Stored items
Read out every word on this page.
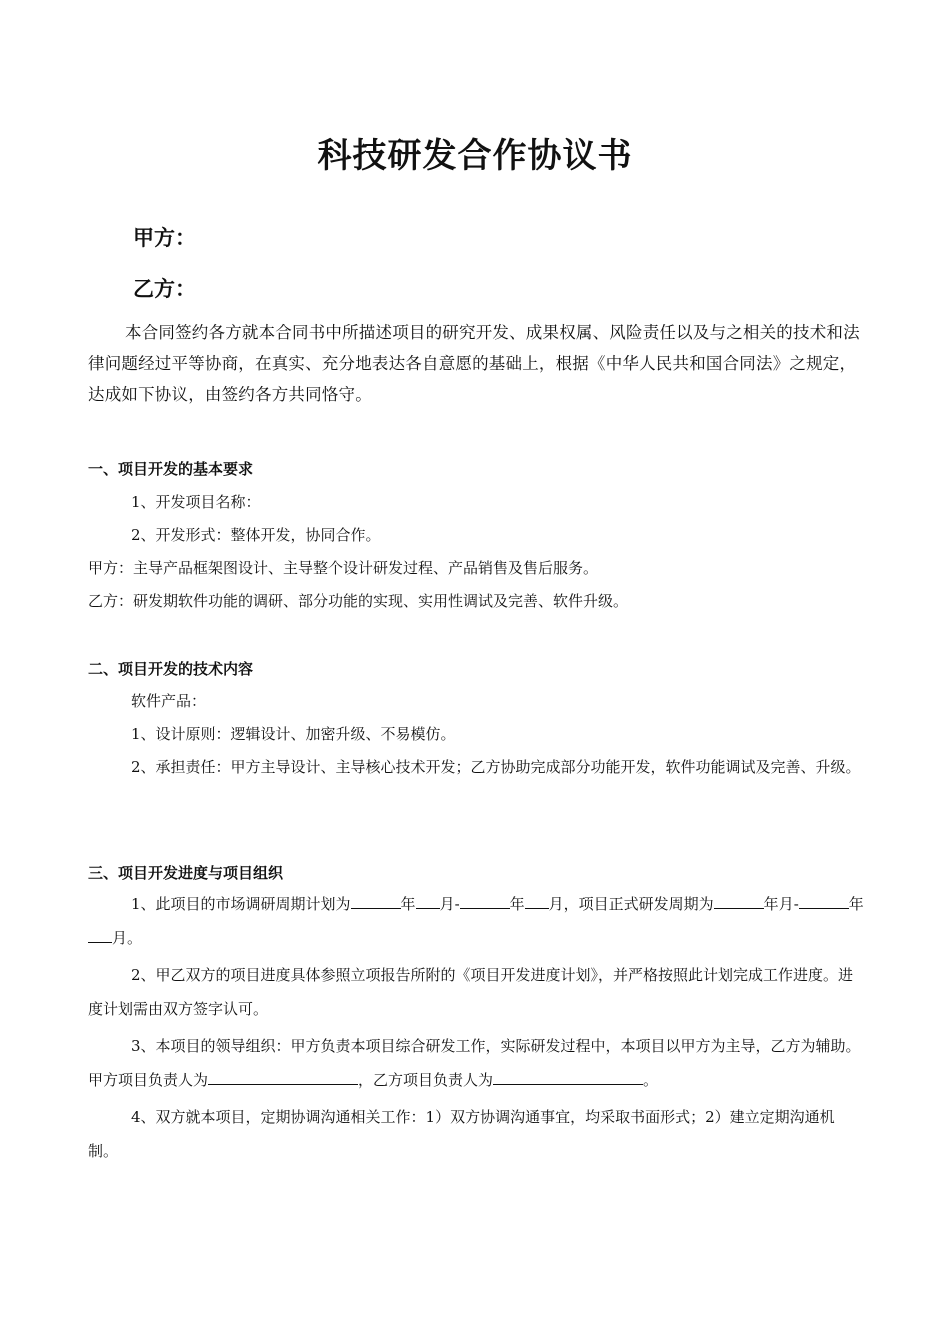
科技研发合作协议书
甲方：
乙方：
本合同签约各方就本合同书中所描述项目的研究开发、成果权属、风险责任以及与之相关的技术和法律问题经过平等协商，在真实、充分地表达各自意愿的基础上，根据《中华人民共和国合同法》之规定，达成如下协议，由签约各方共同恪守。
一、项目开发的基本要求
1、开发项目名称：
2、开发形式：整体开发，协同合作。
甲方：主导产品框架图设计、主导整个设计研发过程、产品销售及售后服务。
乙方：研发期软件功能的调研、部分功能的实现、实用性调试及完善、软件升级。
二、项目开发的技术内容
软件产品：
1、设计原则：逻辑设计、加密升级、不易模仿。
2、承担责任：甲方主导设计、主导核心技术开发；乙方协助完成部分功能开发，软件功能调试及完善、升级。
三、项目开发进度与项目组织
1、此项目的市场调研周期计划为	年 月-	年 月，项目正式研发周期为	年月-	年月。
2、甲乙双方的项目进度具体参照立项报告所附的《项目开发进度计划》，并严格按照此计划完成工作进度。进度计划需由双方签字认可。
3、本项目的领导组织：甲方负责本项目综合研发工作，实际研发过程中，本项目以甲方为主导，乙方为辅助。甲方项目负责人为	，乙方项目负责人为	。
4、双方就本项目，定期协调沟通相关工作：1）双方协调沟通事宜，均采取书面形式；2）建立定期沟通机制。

**SET TASK**.
Copy the data character for character, but drop all pictures from the copy.

**WRITTEN RESPONSE**.
Read out every word on this page.
科技研发合作协议书
甲方：
乙方：
本合同签约各方就本合同书中所描述项目的研究开发、成果权属、风险责任以及与之相关的技术和法律问题经过平等协商，在真实、充分地表达各自意愿的基础上，根据《中华人民共和国合同法》之规定，达成如下协议，由签约各方共同恪守。
一、项目开发的基本要求
1、开发项目名称：
2、开发形式：整体开发，协同合作。
甲方：主导产品框架图设计、主导整个设计研发过程、产品销售及售后服务。
乙方：研发期软件功能的调研、部分功能的实现、实用性调试及完善、软件升级。
二、项目开发的技术内容
软件产品：
1、设计原则：逻辑设计、加密升级、不易模仿。
2、承担责任：甲方主导设计、主导核心技术开发；乙方协助完成部分功能开发，软件功能调试及完善、升级。
三、项目开发进度与项目组织
1、此项目的市场调研周期计划为	年 月-	年 月，项目正式研发周期为	年月-	年月。
2、甲乙双方的项目进度具体参照立项报告所附的《项目开发进度计划》，并严格按照此计划完成工作进度。进度计划需由双方签字认可。
3、本项目的领导组织：甲方负责本项目综合研发工作，实际研发过程中，本项目以甲方为主导，乙方为辅助。甲方项目负责人为	，乙方项目负责人为	。
4、双方就本项目，定期协调沟通相关工作：1）双方协调沟通事宜，均采取书面形式；2）建立定期沟通机制。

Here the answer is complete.